_PROBLEM TO WORK ON:_ Transcribe the material in full, exactly as written.

_Dataset listings of figures:_
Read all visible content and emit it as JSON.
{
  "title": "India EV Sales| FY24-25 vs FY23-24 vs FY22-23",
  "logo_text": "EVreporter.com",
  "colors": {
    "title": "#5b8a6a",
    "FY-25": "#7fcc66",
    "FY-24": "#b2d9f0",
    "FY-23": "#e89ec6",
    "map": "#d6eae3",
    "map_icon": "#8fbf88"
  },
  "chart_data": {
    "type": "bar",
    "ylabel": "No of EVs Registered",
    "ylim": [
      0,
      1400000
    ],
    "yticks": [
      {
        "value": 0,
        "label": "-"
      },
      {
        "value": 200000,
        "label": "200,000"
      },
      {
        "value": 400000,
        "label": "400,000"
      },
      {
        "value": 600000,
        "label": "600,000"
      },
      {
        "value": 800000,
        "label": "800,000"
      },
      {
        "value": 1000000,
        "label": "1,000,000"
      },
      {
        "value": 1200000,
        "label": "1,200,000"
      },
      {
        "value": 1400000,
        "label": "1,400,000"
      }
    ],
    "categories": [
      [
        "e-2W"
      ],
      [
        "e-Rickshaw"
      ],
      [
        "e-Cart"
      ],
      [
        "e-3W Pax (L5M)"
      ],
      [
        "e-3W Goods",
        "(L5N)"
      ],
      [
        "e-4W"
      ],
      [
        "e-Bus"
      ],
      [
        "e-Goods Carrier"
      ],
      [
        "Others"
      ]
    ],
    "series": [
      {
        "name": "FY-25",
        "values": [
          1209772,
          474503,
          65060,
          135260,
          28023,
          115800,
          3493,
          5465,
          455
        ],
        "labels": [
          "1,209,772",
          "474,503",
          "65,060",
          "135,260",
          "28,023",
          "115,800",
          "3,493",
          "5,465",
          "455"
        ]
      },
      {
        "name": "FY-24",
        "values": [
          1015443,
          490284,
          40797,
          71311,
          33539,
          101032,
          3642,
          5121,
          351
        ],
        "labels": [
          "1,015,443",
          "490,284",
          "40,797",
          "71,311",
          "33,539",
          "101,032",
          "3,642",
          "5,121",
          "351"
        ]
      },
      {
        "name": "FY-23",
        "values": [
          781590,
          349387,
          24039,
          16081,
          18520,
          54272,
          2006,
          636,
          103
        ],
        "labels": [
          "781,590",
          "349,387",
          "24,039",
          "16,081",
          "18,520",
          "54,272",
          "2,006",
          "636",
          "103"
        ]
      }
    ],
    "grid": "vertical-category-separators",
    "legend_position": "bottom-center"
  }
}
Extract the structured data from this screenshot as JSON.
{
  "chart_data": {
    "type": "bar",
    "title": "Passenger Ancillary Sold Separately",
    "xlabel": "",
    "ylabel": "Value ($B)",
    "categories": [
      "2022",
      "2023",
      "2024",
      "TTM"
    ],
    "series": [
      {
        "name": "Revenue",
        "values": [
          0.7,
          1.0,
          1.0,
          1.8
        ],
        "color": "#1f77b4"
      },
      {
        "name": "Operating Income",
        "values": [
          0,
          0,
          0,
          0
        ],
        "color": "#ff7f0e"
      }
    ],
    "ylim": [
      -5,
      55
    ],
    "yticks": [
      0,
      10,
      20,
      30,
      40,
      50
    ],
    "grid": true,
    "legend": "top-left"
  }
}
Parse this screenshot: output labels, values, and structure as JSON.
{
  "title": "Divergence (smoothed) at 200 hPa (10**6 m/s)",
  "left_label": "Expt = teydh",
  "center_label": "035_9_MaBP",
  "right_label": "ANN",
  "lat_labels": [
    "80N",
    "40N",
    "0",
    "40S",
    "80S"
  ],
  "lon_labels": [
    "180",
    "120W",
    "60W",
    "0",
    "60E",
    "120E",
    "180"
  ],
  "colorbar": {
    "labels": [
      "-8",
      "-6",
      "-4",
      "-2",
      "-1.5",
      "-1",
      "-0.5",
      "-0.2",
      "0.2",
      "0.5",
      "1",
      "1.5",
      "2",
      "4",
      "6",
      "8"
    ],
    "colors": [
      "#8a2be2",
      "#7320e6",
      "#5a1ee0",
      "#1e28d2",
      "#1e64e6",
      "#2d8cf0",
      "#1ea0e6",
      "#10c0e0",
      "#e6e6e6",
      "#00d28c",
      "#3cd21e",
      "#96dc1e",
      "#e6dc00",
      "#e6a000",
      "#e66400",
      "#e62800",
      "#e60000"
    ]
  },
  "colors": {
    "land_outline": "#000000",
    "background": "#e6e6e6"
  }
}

_SOLUTION FOR THIS EXERCISE:_
Read all visible content and emit it as JSON.
{
  "title": "India EV Sales| FY24-25 vs FY23-24 vs FY22-23",
  "logo_text": "EVreporter.com",
  "colors": {
    "title": "#5b8a6a",
    "FY-25": "#7fcc66",
    "FY-24": "#b2d9f0",
    "FY-23": "#e89ec6",
    "map": "#d6eae3",
    "map_icon": "#8fbf88"
  },
  "chart_data": {
    "type": "bar",
    "ylabel": "No of EVs Registered",
    "ylim": [
      0,
      1400000
    ],
    "yticks": [
      {
        "value": 0,
        "label": "-"
      },
      {
        "value": 200000,
        "label": "200,000"
      },
      {
        "value": 400000,
        "label": "400,000"
      },
      {
        "value": 600000,
        "label": "600,000"
      },
      {
        "value": 800000,
        "label": "800,000"
      },
      {
        "value": 1000000,
        "label": "1,000,000"
      },
      {
        "value": 1200000,
        "label": "1,200,000"
      },
      {
        "value": 1400000,
        "label": "1,400,000"
      }
    ],
    "categories": [
      [
        "e-2W"
      ],
      [
        "e-Rickshaw"
      ],
      [
        "e-Cart"
      ],
      [
        "e-3W Pax (L5M)"
      ],
      [
        "e-3W Goods",
        "(L5N)"
      ],
      [
        "e-4W"
      ],
      [
        "e-Bus"
      ],
      [
        "e-Goods Carrier"
      ],
      [
        "Others"
      ]
    ],
    "series": [
      {
        "name": "FY-25",
        "values": [
          1209772,
          474503,
          65060,
          135260,
          28023,
          115800,
          3493,
          5465,
          455
        ],
        "labels": [
          "1,209,772",
          "474,503",
          "65,060",
          "135,260",
          "28,023",
          "115,800",
          "3,493",
          "5,465",
          "455"
        ]
      },
      {
        "name": "FY-24",
        "values": [
          1015443,
          490284,
          40797,
          71311,
          33539,
          101032,
          3642,
          5121,
          351
        ],
        "labels": [
          "1,015,443",
          "490,284",
          "40,797",
          "71,311",
          "33,539",
          "101,032",
          "3,642",
          "5,121",
          "351"
        ]
      },
      {
        "name": "FY-23",
        "values": [
          781590,
          349387,
          24039,
          16081,
          18520,
          54272,
          2006,
          636,
          103
        ],
        "labels": [
          "781,590",
          "349,387",
          "24,039",
          "16,081",
          "18,520",
          "54,272",
          "2,006",
          "636",
          "103"
        ]
      }
    ],
    "grid": "vertical-category-separators",
    "legend_position": "bottom-center"
  }
}
Extract the structured data from this screenshot as JSON.
{
  "chart_data": {
    "type": "bar",
    "title": "Passenger Ancillary Sold Separately",
    "xlabel": "",
    "ylabel": "Value ($B)",
    "categories": [
      "2022",
      "2023",
      "2024",
      "TTM"
    ],
    "series": [
      {
        "name": "Revenue",
        "values": [
          0.7,
          1.0,
          1.0,
          1.8
        ],
        "color": "#1f77b4"
      },
      {
        "name": "Operating Income",
        "values": [
          0,
          0,
          0,
          0
        ],
        "color": "#ff7f0e"
      }
    ],
    "ylim": [
      -5,
      55
    ],
    "yticks": [
      0,
      10,
      20,
      30,
      40,
      50
    ],
    "grid": true,
    "legend": "top-left"
  }
}
Parse this screenshot: output labels, values, and structure as JSON.
{
  "title": "Divergence (smoothed) at 200 hPa (10**6 m/s)",
  "left_label": "Expt = teydh",
  "center_label": "035_9_MaBP",
  "right_label": "ANN",
  "lat_labels": [
    "80N",
    "40N",
    "0",
    "40S",
    "80S"
  ],
  "lon_labels": [
    "180",
    "120W",
    "60W",
    "0",
    "60E",
    "120E",
    "180"
  ],
  "colorbar": {
    "labels": [
      "-8",
      "-6",
      "-4",
      "-2",
      "-1.5",
      "-1",
      "-0.5",
      "-0.2",
      "0.2",
      "0.5",
      "1",
      "1.5",
      "2",
      "4",
      "6",
      "8"
    ],
    "colors": [
      "#8a2be2",
      "#7320e6",
      "#5a1ee0",
      "#1e28d2",
      "#1e64e6",
      "#2d8cf0",
      "#1ea0e6",
      "#10c0e0",
      "#e6e6e6",
      "#00d28c",
      "#3cd21e",
      "#96dc1e",
      "#e6dc00",
      "#e6a000",
      "#e66400",
      "#e62800",
      "#e60000"
    ]
  },
  "colors": {
    "land_outline": "#000000",
    "background": "#e6e6e6"
  }
}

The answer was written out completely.